Track down the lines that contain "должна" and copy them.

◆ Dataset entries ◆
>>>

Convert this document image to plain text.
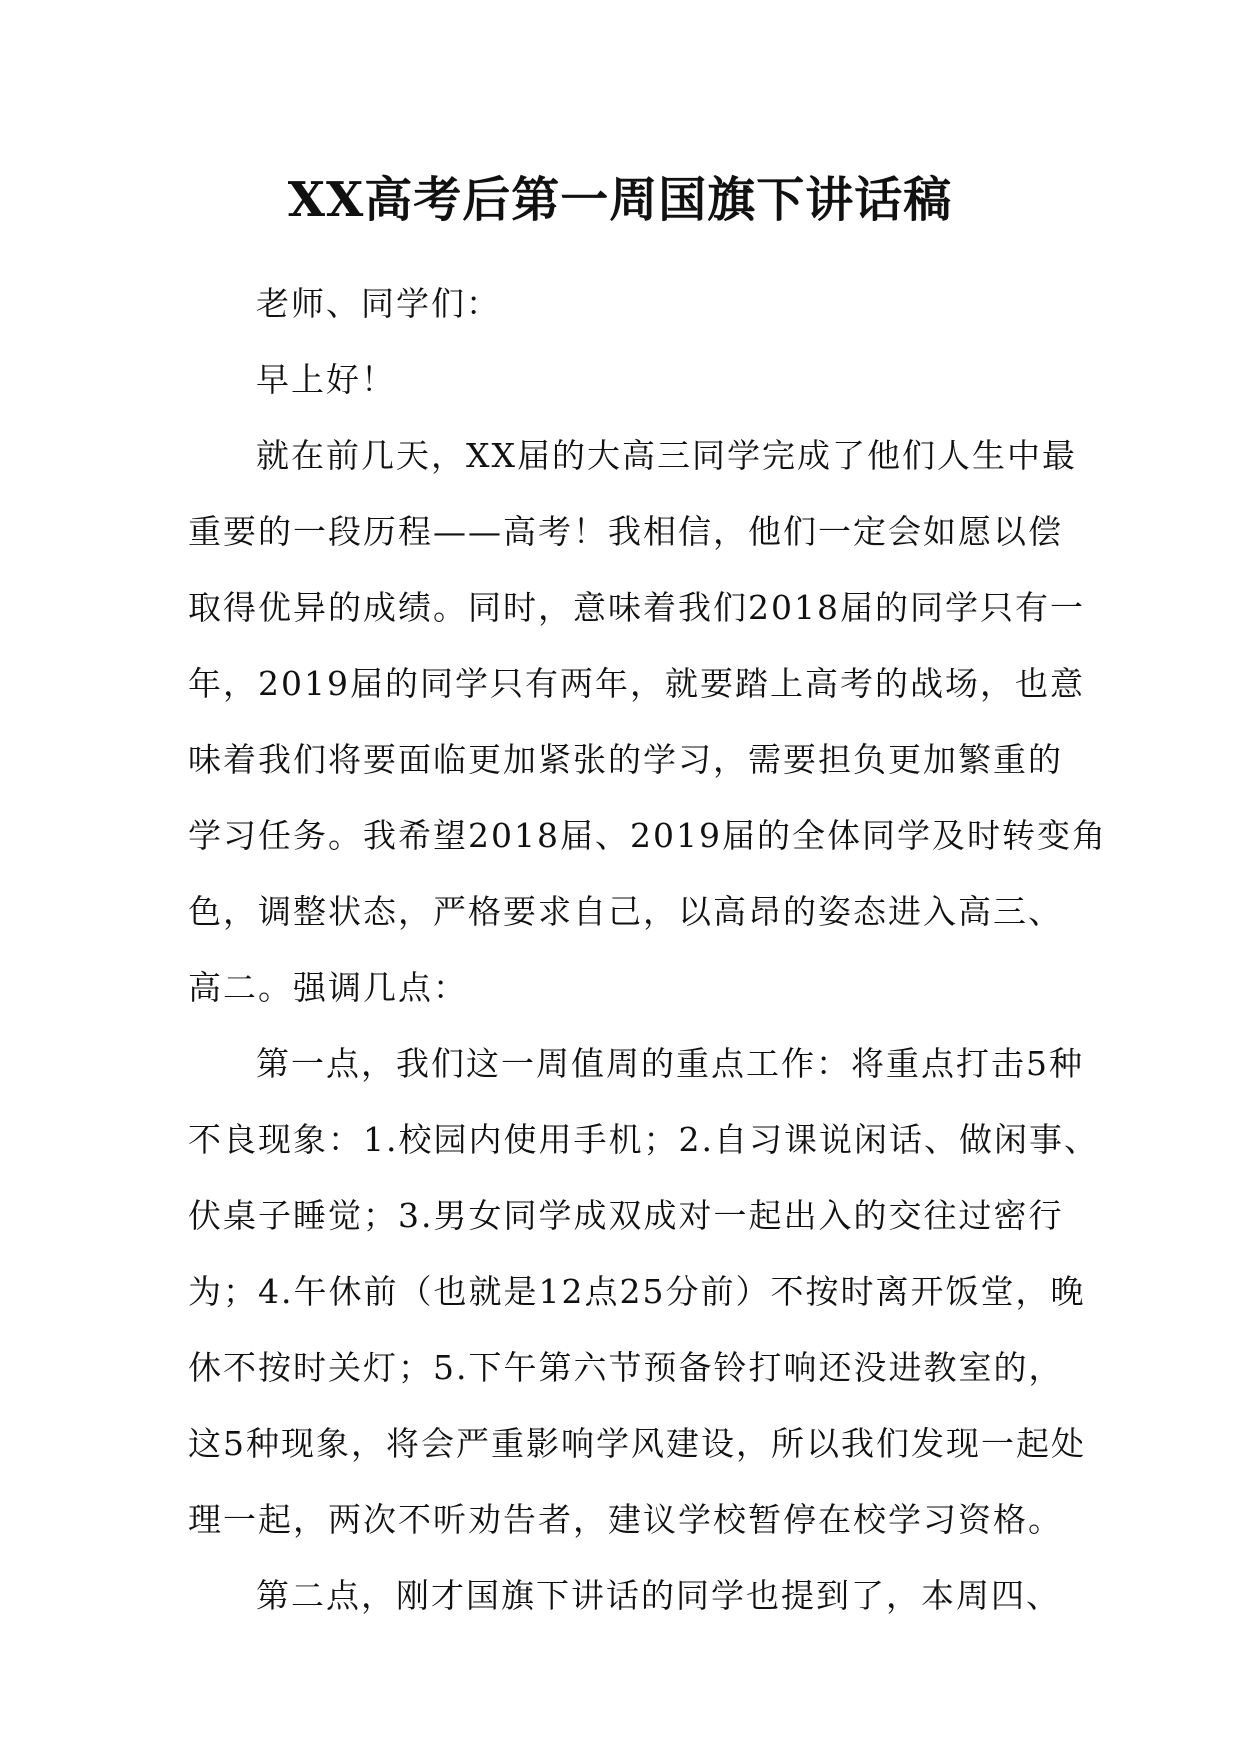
XX高考后第一周国旗下讲话稿

老师、同学们：

早上好！

就在前几天，XX届的大高三同学完成了他们人生中最
重要的一段历程——高考！我相信，他们一定会如愿以偿
取得优异的成绩。同时，意味着我们2018届的同学只有一
年，2019届的同学只有两年，就要踏上高考的战场，也意
味着我们将要面临更加紧张的学习，需要担负更加繁重的
学习任务。我希望2018届、2019届的全体同学及时转变角
色，调整状态，严格要求自己，以高昂的姿态进入高三、
高二。强调几点：

第一点，我们这一周值周的重点工作：将重点打击5种
不良现象：1.校园内使用手机；2.自习课说闲话、做闲事、
伏桌子睡觉；3.男女同学成双成对一起出入的交往过密行
为；4.午休前（也就是12点25分前）不按时离开饭堂，晚
休不按时关灯；5.下午第六节预备铃打响还没进教室的，
这5种现象，将会严重影响学风建设，所以我们发现一起处
理一起，两次不听劝告者，建议学校暂停在校学习资格。

第二点，刚才国旗下讲话的同学也提到了，本周四、
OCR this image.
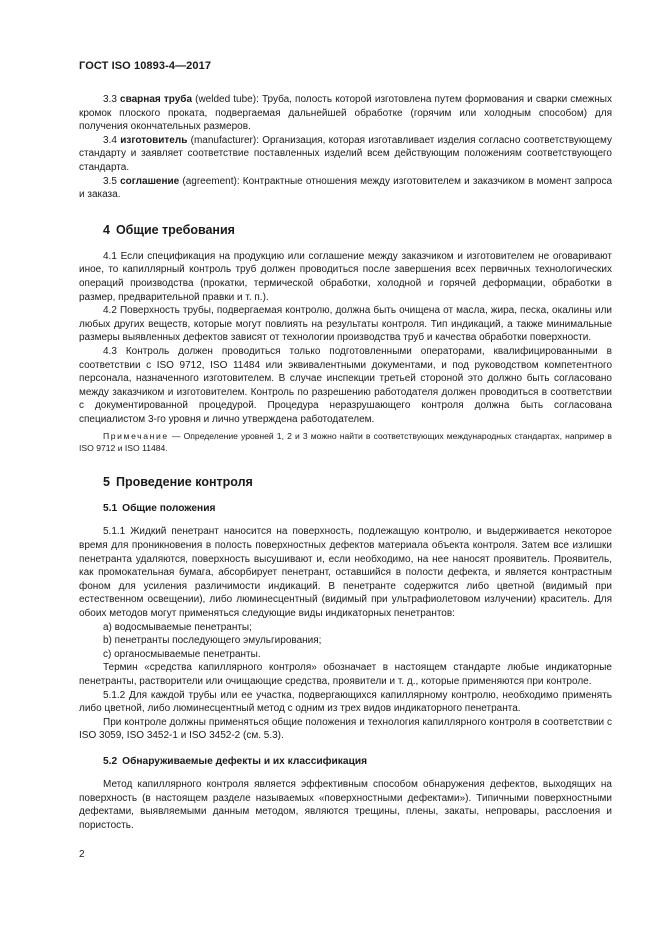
ГОСТ ISO 10893-4—2017

3.3 сварная труба (welded tube): Труба, полость которой изготовлена путем формования и сварки смежных кромок плоского проката, подвергаемая дальнейшей обработке (горячим или холодным способом) для получения окончательных размеров.

3.4 изготовитель (manufacturer): Организация, которая изготавливает изделия согласно соответствующему стандарту и заявляет соответствие поставленных изделий всем действующим положениям соответствующего стандарта.

3.5 соглашение (agreement): Контрактные отношения между изготовителем и заказчиком в момент запроса и заказа.

4 Общие требования

4.1 Если спецификация на продукцию или соглашение между заказчиком и изготовителем не оговаривают иное, то капиллярный контроль труб должен проводиться после завершения всех первичных технологических операций производства (прокатки, термической обработки, холодной и горячей деформации, обработки в размер, предварительной правки и т. п.).

4.2 Поверхность трубы, подвергаемая контролю, должна быть очищена от масла, жира, песка, окалины или любых других веществ, которые могут повлиять на результаты контроля. Тип индикаций, а также минимальные размеры выявленных дефектов зависят от технологии производства труб и качества обработки поверхности.

4.3 Контроль должен проводиться только подготовленными операторами, квалифицированными в соответствии с ISO 9712, ISO 11484 или эквивалентными документами, и под руководством компетентного персонала, назначенного изготовителем. В случае инспекции третьей стороной это должно быть согласовано между заказчиком и изготовителем. Контроль по разрешению работодателя должен проводиться в соответствии с документированной процедурой. Процедура неразрушающего контроля должна быть согласована специалистом 3-го уровня и лично утверждена работодателем.

Примечание — Определение уровней 1, 2 и 3 можно найти в соответствующих международных стандартах, например в ISO 9712 и ISO 11484.

5 Проведение контроля
5.1 Общие положения

5.1.1 Жидкий пенетрант наносится на поверхность, подлежащую контролю, и выдерживается некоторое время для проникновения в полость поверхностных дефектов материала объекта контроля. Затем все излишки пенетранта удаляются, поверхность высушивают и, если необходимо, на нее наносят проявитель. Проявитель, как промокательная бумага, абсорбирует пенетрант, оставшийся в полости дефекта, и является контрастным фоном для усиления различимости индикаций. В пенетранте содержится либо цветной (видимый при естественном освещении), либо люминесцентный (видимый при ультрафиолетовом излучении) краситель. Для обоих методов могут применяться следующие виды индикаторных пенетрантов:

a) водосмываемые пенетранты;

b) пенетранты последующего эмульгирования;

c) органосмываемые пенетранты.

Термин «средства капиллярного контроля» обозначает в настоящем стандарте любые индикаторные пенетранты, растворители или очищающие средства, проявители и т. д., которые применяются при контроле.

5.1.2 Для каждой трубы или ее участка, подвергающихся капиллярному контролю, необходимо применять либо цветной, либо люминесцентный метод с одним из трех видов индикаторного пенетранта.

При контроле должны применяться общие положения и технология капиллярного контроля в соответствии с ISO 3059, ISO 3452-1 и ISO 3452-2 (см. 5.3).

5.2 Обнаруживаемые дефекты и их классификация

Метод капиллярного контроля является эффективным способом обнаружения дефектов, выходящих на поверхность (в настоящем разделе называемых «поверхностными дефектами»). Типичными поверхностными дефектами, выявляемыми данным методом, являются трещины, плены, закаты, непровары, расслоения и пористость.

2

<<<

◆ Response ◆
4.2 Поверхность трубы, подвергаемая контролю, должна быть очищена от масла, жира, песка, окалины или любых других веществ, которые могут повлиять на результаты контроля. Тип индикаций, а также минимальные размеры выявленных дефектов зависят от технологии производства труб и качества обработки поверхности.
4.3 Контроль должен проводиться только подготовленными операторами, квалифицированными в соответствии с ISO 9712, ISO 11484 или эквивалентными документами, и под руководством компетентного персонала, назначенного изготовителем. В случае инспекции третьей стороной это должно быть согласовано между заказчиком и изготовителем. Контроль по разрешению работодателя должен проводиться в соответствии с документированной процедурой. Процедура неразрушающего контроля должна быть согласована специалистом 3-го уровня и лично утверждена работодателем.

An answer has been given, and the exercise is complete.